▶ **Given instruction**:
Return every entry exactly as written.

-------- Input --------

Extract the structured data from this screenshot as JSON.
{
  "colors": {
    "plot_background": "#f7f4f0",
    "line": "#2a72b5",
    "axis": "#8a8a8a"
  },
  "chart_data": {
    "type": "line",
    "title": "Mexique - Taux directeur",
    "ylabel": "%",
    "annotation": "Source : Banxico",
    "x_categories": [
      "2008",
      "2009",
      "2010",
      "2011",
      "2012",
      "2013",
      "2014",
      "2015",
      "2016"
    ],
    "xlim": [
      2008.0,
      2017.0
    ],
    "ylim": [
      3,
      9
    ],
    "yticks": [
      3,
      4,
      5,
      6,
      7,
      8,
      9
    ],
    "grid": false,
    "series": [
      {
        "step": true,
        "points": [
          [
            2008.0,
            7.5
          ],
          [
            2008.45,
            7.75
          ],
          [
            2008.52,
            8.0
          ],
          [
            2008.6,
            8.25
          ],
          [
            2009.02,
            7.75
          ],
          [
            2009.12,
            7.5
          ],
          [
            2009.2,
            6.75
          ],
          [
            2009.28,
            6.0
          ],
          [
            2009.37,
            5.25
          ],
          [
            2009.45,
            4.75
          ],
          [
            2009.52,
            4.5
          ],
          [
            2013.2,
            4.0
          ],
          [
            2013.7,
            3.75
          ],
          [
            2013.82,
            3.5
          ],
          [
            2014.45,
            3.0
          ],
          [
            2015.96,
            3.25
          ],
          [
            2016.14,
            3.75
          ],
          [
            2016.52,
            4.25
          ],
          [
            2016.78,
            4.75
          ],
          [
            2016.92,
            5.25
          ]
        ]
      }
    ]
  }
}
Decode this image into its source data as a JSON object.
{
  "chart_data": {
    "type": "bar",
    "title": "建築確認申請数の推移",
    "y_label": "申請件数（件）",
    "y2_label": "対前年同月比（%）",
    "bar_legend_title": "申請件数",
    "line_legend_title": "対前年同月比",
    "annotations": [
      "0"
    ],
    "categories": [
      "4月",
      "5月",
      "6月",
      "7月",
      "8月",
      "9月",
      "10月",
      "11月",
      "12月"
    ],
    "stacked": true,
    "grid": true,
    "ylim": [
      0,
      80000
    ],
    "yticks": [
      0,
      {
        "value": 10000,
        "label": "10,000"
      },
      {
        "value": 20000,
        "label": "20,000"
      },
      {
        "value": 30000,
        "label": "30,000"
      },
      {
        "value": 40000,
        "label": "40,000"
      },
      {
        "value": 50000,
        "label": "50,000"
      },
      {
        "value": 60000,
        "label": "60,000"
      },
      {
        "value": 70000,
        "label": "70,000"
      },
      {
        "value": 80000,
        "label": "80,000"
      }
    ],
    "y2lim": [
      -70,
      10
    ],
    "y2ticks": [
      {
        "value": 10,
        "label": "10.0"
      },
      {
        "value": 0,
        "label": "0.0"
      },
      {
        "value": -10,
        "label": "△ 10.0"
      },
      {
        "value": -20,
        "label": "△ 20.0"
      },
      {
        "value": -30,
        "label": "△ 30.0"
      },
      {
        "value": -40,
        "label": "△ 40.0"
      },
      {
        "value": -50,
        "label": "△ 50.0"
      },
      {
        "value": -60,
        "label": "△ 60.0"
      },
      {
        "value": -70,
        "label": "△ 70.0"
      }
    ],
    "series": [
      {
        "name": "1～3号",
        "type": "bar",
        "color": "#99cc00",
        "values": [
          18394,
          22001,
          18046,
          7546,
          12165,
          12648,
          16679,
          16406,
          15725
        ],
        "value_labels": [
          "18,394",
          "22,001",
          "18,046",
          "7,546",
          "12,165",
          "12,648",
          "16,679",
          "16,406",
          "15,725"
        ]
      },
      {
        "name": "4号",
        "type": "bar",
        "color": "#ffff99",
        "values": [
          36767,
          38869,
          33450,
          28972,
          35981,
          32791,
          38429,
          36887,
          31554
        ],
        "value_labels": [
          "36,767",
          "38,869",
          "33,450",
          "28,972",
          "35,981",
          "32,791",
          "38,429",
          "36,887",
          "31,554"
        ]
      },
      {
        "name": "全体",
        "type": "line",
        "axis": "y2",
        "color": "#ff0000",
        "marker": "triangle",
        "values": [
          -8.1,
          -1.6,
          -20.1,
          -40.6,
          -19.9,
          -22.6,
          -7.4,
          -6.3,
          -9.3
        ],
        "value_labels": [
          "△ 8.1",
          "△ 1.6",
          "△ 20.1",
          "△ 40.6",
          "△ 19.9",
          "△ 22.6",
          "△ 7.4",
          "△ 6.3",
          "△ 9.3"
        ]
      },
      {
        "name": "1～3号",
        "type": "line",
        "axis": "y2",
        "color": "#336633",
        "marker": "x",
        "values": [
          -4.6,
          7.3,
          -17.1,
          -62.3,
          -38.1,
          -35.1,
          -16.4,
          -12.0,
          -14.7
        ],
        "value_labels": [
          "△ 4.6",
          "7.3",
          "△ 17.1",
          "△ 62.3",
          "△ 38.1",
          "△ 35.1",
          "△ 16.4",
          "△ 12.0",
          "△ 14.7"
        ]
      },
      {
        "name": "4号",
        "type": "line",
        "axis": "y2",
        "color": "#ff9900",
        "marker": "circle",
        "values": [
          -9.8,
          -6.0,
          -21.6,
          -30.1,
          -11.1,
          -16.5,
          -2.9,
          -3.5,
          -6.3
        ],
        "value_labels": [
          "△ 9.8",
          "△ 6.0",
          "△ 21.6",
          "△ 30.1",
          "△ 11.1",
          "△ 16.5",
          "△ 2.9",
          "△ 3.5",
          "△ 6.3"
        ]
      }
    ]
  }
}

--------

▶ **Answer to this task**:
Extract the structured data from this screenshot as JSON.
{
  "colors": {
    "plot_background": "#f7f4f0",
    "line": "#2a72b5",
    "axis": "#8a8a8a"
  },
  "chart_data": {
    "type": "line",
    "title": "Mexique - Taux directeur",
    "ylabel": "%",
    "annotation": "Source : Banxico",
    "x_categories": [
      "2008",
      "2009",
      "2010",
      "2011",
      "2012",
      "2013",
      "2014",
      "2015",
      "2016"
    ],
    "xlim": [
      2008.0,
      2017.0
    ],
    "ylim": [
      3,
      9
    ],
    "yticks": [
      3,
      4,
      5,
      6,
      7,
      8,
      9
    ],
    "grid": false,
    "series": [
      {
        "step": true,
        "points": [
          [
            2008.0,
            7.5
          ],
          [
            2008.45,
            7.75
          ],
          [
            2008.52,
            8.0
          ],
          [
            2008.6,
            8.25
          ],
          [
            2009.02,
            7.75
          ],
          [
            2009.12,
            7.5
          ],
          [
            2009.2,
            6.75
          ],
          [
            2009.28,
            6.0
          ],
          [
            2009.37,
            5.25
          ],
          [
            2009.45,
            4.75
          ],
          [
            2009.52,
            4.5
          ],
          [
            2013.2,
            4.0
          ],
          [
            2013.7,
            3.75
          ],
          [
            2013.82,
            3.5
          ],
          [
            2014.45,
            3.0
          ],
          [
            2015.96,
            3.25
          ],
          [
            2016.14,
            3.75
          ],
          [
            2016.52,
            4.25
          ],
          [
            2016.78,
            4.75
          ],
          [
            2016.92,
            5.25
          ]
        ]
      }
    ]
  }
}
Decode this image into its source data as a JSON object.
{
  "chart_data": {
    "type": "bar",
    "title": "建築確認申請数の推移",
    "y_label": "申請件数（件）",
    "y2_label": "対前年同月比（%）",
    "bar_legend_title": "申請件数",
    "line_legend_title": "対前年同月比",
    "annotations": [
      "0"
    ],
    "categories": [
      "4月",
      "5月",
      "6月",
      "7月",
      "8月",
      "9月",
      "10月",
      "11月",
      "12月"
    ],
    "stacked": true,
    "grid": true,
    "ylim": [
      0,
      80000
    ],
    "yticks": [
      0,
      {
        "value": 10000,
        "label": "10,000"
      },
      {
        "value": 20000,
        "label": "20,000"
      },
      {
        "value": 30000,
        "label": "30,000"
      },
      {
        "value": 40000,
        "label": "40,000"
      },
      {
        "value": 50000,
        "label": "50,000"
      },
      {
        "value": 60000,
        "label": "60,000"
      },
      {
        "value": 70000,
        "label": "70,000"
      },
      {
        "value": 80000,
        "label": "80,000"
      }
    ],
    "y2lim": [
      -70,
      10
    ],
    "y2ticks": [
      {
        "value": 10,
        "label": "10.0"
      },
      {
        "value": 0,
        "label": "0.0"
      },
      {
        "value": -10,
        "label": "△ 10.0"
      },
      {
        "value": -20,
        "label": "△ 20.0"
      },
      {
        "value": -30,
        "label": "△ 30.0"
      },
      {
        "value": -40,
        "label": "△ 40.0"
      },
      {
        "value": -50,
        "label": "△ 50.0"
      },
      {
        "value": -60,
        "label": "△ 60.0"
      },
      {
        "value": -70,
        "label": "△ 70.0"
      }
    ],
    "series": [
      {
        "name": "1～3号",
        "type": "bar",
        "color": "#99cc00",
        "values": [
          18394,
          22001,
          18046,
          7546,
          12165,
          12648,
          16679,
          16406,
          15725
        ],
        "value_labels": [
          "18,394",
          "22,001",
          "18,046",
          "7,546",
          "12,165",
          "12,648",
          "16,679",
          "16,406",
          "15,725"
        ]
      },
      {
        "name": "4号",
        "type": "bar",
        "color": "#ffff99",
        "values": [
          36767,
          38869,
          33450,
          28972,
          35981,
          32791,
          38429,
          36887,
          31554
        ],
        "value_labels": [
          "36,767",
          "38,869",
          "33,450",
          "28,972",
          "35,981",
          "32,791",
          "38,429",
          "36,887",
          "31,554"
        ]
      },
      {
        "name": "全体",
        "type": "line",
        "axis": "y2",
        "color": "#ff0000",
        "marker": "triangle",
        "values": [
          -8.1,
          -1.6,
          -20.1,
          -40.6,
          -19.9,
          -22.6,
          -7.4,
          -6.3,
          -9.3
        ],
        "value_labels": [
          "△ 8.1",
          "△ 1.6",
          "△ 20.1",
          "△ 40.6",
          "△ 19.9",
          "△ 22.6",
          "△ 7.4",
          "△ 6.3",
          "△ 9.3"
        ]
      },
      {
        "name": "1～3号",
        "type": "line",
        "axis": "y2",
        "color": "#336633",
        "marker": "x",
        "values": [
          -4.6,
          7.3,
          -17.1,
          -62.3,
          -38.1,
          -35.1,
          -16.4,
          -12.0,
          -14.7
        ],
        "value_labels": [
          "△ 4.6",
          "7.3",
          "△ 17.1",
          "△ 62.3",
          "△ 38.1",
          "△ 35.1",
          "△ 16.4",
          "△ 12.0",
          "△ 14.7"
        ]
      },
      {
        "name": "4号",
        "type": "line",
        "axis": "y2",
        "color": "#ff9900",
        "marker": "circle",
        "values": [
          -9.8,
          -6.0,
          -21.6,
          -30.1,
          -11.1,
          -16.5,
          -2.9,
          -3.5,
          -6.3
        ],
        "value_labels": [
          "△ 9.8",
          "△ 6.0",
          "△ 21.6",
          "△ 30.1",
          "△ 11.1",
          "△ 16.5",
          "△ 2.9",
          "△ 3.5",
          "△ 6.3"
        ]
      }
    ]
  }
}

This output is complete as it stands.